• _EXERCISE OBJECTIVE_
Every line below must be reproduced exactly. Copy them all.

····················

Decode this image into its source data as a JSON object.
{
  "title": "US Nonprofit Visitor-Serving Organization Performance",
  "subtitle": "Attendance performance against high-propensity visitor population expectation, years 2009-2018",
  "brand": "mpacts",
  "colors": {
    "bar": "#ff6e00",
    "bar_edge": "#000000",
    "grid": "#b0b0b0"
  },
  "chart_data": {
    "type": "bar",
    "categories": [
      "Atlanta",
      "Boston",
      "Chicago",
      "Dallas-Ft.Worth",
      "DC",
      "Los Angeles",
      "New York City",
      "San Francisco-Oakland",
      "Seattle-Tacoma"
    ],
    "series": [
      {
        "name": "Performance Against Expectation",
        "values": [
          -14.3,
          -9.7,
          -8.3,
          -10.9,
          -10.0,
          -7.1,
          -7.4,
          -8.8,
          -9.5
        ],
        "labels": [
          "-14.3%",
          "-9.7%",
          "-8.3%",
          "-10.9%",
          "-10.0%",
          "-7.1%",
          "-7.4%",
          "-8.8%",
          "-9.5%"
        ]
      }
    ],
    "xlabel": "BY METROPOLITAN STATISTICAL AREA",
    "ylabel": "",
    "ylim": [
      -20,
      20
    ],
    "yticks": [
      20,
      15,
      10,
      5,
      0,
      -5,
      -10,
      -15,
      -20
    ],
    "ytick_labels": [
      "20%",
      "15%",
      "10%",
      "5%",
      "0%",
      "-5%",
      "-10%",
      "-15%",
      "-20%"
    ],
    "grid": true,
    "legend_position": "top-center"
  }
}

····················

• _COMPLETED EXERCISE_
Decode this image into its source data as a JSON object.
{
  "title": "US Nonprofit Visitor-Serving Organization Performance",
  "subtitle": "Attendance performance against high-propensity visitor population expectation, years 2009-2018",
  "brand": "mpacts",
  "colors": {
    "bar": "#ff6e00",
    "bar_edge": "#000000",
    "grid": "#b0b0b0"
  },
  "chart_data": {
    "type": "bar",
    "categories": [
      "Atlanta",
      "Boston",
      "Chicago",
      "Dallas-Ft.Worth",
      "DC",
      "Los Angeles",
      "New York City",
      "San Francisco-Oakland",
      "Seattle-Tacoma"
    ],
    "series": [
      {
        "name": "Performance Against Expectation",
        "values": [
          -14.3,
          -9.7,
          -8.3,
          -10.9,
          -10.0,
          -7.1,
          -7.4,
          -8.8,
          -9.5
        ],
        "labels": [
          "-14.3%",
          "-9.7%",
          "-8.3%",
          "-10.9%",
          "-10.0%",
          "-7.1%",
          "-7.4%",
          "-8.8%",
          "-9.5%"
        ]
      }
    ],
    "xlabel": "BY METROPOLITAN STATISTICAL AREA",
    "ylabel": "",
    "ylim": [
      -20,
      20
    ],
    "yticks": [
      20,
      15,
      10,
      5,
      0,
      -5,
      -10,
      -15,
      -20
    ],
    "ytick_labels": [
      "20%",
      "15%",
      "10%",
      "5%",
      "0%",
      "-5%",
      "-10%",
      "-15%",
      "-20%"
    ],
    "grid": true,
    "legend_position": "top-center"
  }
}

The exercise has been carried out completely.